PROBLEM DETAILS: Every entry needs to be printed exactly, please.
--- BEGIN WORKING DATA ---
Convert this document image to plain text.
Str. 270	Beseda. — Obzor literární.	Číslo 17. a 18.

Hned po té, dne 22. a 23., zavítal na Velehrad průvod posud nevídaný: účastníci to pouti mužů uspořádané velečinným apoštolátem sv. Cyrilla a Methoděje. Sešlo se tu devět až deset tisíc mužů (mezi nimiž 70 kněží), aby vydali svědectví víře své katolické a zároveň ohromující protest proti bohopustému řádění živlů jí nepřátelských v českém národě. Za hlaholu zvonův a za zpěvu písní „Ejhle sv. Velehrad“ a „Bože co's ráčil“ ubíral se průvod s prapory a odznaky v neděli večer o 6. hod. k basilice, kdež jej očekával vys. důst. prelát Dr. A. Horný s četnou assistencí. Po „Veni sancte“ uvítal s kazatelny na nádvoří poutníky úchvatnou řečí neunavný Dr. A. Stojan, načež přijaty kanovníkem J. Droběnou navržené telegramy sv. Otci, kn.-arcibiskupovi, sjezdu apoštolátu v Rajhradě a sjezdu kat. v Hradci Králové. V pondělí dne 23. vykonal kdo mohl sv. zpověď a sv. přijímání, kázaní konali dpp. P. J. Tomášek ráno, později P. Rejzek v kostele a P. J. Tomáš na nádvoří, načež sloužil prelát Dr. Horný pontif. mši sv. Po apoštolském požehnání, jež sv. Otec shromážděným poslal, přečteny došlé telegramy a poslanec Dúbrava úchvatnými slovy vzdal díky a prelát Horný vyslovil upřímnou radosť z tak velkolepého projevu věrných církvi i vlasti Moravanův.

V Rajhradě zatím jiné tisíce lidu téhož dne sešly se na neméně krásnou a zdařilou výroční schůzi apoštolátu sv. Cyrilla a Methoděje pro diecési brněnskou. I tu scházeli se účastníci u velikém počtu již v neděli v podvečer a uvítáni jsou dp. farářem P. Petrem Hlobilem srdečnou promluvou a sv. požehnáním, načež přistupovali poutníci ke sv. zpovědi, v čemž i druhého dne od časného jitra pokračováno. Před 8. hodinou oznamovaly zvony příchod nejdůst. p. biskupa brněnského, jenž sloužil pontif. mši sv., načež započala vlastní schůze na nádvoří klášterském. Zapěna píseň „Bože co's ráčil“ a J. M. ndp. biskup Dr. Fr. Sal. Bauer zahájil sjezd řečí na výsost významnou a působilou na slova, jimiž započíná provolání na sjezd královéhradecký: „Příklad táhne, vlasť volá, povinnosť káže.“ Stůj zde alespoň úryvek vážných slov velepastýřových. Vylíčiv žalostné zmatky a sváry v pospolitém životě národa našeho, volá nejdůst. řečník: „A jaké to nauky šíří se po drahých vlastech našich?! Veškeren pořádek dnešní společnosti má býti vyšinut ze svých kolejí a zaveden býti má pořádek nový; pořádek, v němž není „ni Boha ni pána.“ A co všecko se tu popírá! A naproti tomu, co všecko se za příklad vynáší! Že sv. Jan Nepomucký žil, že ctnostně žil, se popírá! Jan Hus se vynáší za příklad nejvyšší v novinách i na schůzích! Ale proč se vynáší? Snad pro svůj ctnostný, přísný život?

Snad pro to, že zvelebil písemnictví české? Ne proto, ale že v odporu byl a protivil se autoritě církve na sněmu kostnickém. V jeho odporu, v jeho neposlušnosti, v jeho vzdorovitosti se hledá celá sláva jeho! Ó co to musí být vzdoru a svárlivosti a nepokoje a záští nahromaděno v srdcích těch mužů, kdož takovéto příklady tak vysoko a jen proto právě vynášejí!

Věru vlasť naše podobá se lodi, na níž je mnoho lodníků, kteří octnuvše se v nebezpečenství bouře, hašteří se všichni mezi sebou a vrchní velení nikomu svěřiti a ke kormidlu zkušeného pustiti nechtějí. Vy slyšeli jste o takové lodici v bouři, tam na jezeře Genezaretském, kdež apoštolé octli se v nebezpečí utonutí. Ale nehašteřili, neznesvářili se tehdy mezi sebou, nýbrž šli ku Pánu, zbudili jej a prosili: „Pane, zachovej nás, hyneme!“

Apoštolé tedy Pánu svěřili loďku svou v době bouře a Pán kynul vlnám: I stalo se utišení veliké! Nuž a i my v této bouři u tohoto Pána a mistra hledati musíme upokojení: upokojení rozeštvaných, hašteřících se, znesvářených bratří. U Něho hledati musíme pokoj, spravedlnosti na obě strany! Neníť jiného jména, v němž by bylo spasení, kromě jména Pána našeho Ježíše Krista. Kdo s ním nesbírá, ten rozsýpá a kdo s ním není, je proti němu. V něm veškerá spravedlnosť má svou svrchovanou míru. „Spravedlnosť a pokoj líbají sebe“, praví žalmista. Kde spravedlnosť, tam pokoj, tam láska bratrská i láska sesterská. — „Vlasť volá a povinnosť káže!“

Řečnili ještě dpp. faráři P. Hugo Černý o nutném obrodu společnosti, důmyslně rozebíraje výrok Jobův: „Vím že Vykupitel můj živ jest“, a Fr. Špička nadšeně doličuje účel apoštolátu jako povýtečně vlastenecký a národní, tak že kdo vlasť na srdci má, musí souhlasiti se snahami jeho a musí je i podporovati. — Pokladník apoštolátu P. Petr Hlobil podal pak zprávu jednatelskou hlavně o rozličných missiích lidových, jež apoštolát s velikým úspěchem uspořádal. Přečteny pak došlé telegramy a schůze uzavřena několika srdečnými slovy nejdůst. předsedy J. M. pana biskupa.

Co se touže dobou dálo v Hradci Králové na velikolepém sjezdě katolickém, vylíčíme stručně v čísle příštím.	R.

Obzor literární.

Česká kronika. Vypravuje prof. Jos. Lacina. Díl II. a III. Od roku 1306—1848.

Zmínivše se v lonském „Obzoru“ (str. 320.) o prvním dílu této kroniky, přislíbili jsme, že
--- END WORKING DATA ---
THE SOLUTION:
Convert this document image to plain text.
Str. 270	Beseda. — Obzor literární.	Číslo 17. a 18.

Hned po té, dne 22. a 23., zavítal na Velehrad průvod posud nevídaný: účastníci to pouti mužů uspořádané velečinným apoštolátem sv. Cyrilla a Methoděje. Sešlo se tu devět až deset tisíc mužů (mezi nimiž 70 kněží), aby vydali svědectví víře své katolické a zároveň ohromující protest proti bohopustému řádění živlů jí nepřátelských v českém národě. Za hlaholu zvonův a za zpěvu písní „Ejhle sv. Velehrad“ a „Bože co's ráčil“ ubíral se průvod s prapory a odznaky v neděli večer o 6. hod. k basilice, kdež jej očekával vys. důst. prelát Dr. A. Horný s četnou assistencí. Po „Veni sancte“ uvítal s kazatelny na nádvoří poutníky úchvatnou řečí neunavný Dr. A. Stojan, načež přijaty kanovníkem J. Droběnou navržené telegramy sv. Otci, kn.-arcibiskupovi, sjezdu apoštolátu v Rajhradě a sjezdu kat. v Hradci Králové. V pondělí dne 23. vykonal kdo mohl sv. zpověď a sv. přijímání, kázaní konali dpp. P. J. Tomášek ráno, později P. Rejzek v kostele a P. J. Tomáš na nádvoří, načež sloužil prelát Dr. Horný pontif. mši sv. Po apoštolském požehnání, jež sv. Otec shromážděným poslal, přečteny došlé telegramy a poslanec Dúbrava úchvatnými slovy vzdal díky a prelát Horný vyslovil upřímnou radosť z tak velkolepého projevu věrných církvi i vlasti Moravanův.

V Rajhradě zatím jiné tisíce lidu téhož dne sešly se na neméně krásnou a zdařilou výroční schůzi apoštolátu sv. Cyrilla a Methoděje pro diecési brněnskou. I tu scházeli se účastníci u velikém počtu již v neděli v podvečer a uvítáni jsou dp. farářem P. Petrem Hlobilem srdečnou promluvou a sv. požehnáním, načež přistupovali poutníci ke sv. zpovědi, v čemž i druhého dne od časného jitra pokračováno. Před 8. hodinou oznamovaly zvony příchod nejdůst. p. biskupa brněnského, jenž sloužil pontif. mši sv., načež započala vlastní schůze na nádvoří klášterském. Zapěna píseň „Bože co's ráčil“ a J. M. ndp. biskup Dr. Fr. Sal. Bauer zahájil sjezd řečí na výsost významnou a působilou na slova, jimiž započíná provolání na sjezd královéhradecký: „Příklad táhne, vlasť volá, povinnosť káže.“ Stůj zde alespoň úryvek vážných slov velepastýřových. Vylíčiv žalostné zmatky a sváry v pospolitém životě národa našeho, volá nejdůst. řečník: „A jaké to nauky šíří se po drahých vlastech našich?! Veškeren pořádek dnešní společnosti má býti vyšinut ze svých kolejí a zaveden býti má pořádek nový; pořádek, v němž není „ni Boha ni pána.“ A co všecko se tu popírá! A naproti tomu, co všecko se za příklad vynáší! Že sv. Jan Nepomucký žil, že ctnostně žil, se popírá! Jan Hus se vynáší za příklad nejvyšší v novinách i na schůzích! Ale proč se vynáší? Snad pro svůj ctnostný, přísný život?

Snad pro to, že zvelebil písemnictví české? Ne proto, ale že v odporu byl a protivil se autoritě církve na sněmu kostnickém. V jeho odporu, v jeho neposlušnosti, v jeho vzdorovitosti se hledá celá sláva jeho! Ó co to musí být vzdoru a svárlivosti a nepokoje a záští nahromaděno v srdcích těch mužů, kdož takovéto příklady tak vysoko a jen proto právě vynášejí!

Věru vlasť naše podobá se lodi, na níž je mnoho lodníků, kteří octnuvše se v nebezpečenství bouře, hašteří se všichni mezi sebou a vrchní velení nikomu svěřiti a ke kormidlu zkušeného pustiti nechtějí. Vy slyšeli jste o takové lodici v bouři, tam na jezeře Genezaretském, kdež apoštolé octli se v nebezpečí utonutí. Ale nehašteřili, neznesvářili se tehdy mezi sebou, nýbrž šli ku Pánu, zbudili jej a prosili: „Pane, zachovej nás, hyneme!“

Apoštolé tedy Pánu svěřili loďku svou v době bouře a Pán kynul vlnám: I stalo se utišení veliké! Nuž a i my v této bouři u tohoto Pána a mistra hledati musíme upokojení: upokojení rozeštvaných, hašteřících se, znesvářených bratří. U Něho hledati musíme pokoj, spravedlnosti na obě strany! Neníť jiného jména, v němž by bylo spasení, kromě jména Pána našeho Ježíše Krista. Kdo s ním nesbírá, ten rozsýpá a kdo s ním není, je proti němu. V něm veškerá spravedlnosť má svou svrchovanou míru. „Spravedlnosť a pokoj líbají sebe“, praví žalmista. Kde spravedlnosť, tam pokoj, tam láska bratrská i láska sesterská. — „Vlasť volá a povinnosť káže!“

Řečnili ještě dpp. faráři P. Hugo Černý o nutném obrodu společnosti, důmyslně rozebíraje výrok Jobův: „Vím že Vykupitel můj živ jest“, a Fr. Špička nadšeně doličuje účel apoštolátu jako povýtečně vlastenecký a národní, tak že kdo vlasť na srdci má, musí souhlasiti se snahami jeho a musí je i podporovati. — Pokladník apoštolátu P. Petr Hlobil podal pak zprávu jednatelskou hlavně o rozličných missiích lidových, jež apoštolát s velikým úspěchem uspořádal. Přečteny pak došlé telegramy a schůze uzavřena několika srdečnými slovy nejdůst. předsedy J. M. pana biskupa.

Co se touže dobou dálo v Hradci Králové na velikolepém sjezdě katolickém, vylíčíme stručně v čísle příštím.	R.

Obzor literární.

Česká kronika. Vypravuje prof. Jos. Lacina. Díl II. a III. Od roku 1306—1848.

Zmínivše se v lonském „Obzoru“ (str. 320.) o prvním dílu této kroniky, přislíbili jsme, že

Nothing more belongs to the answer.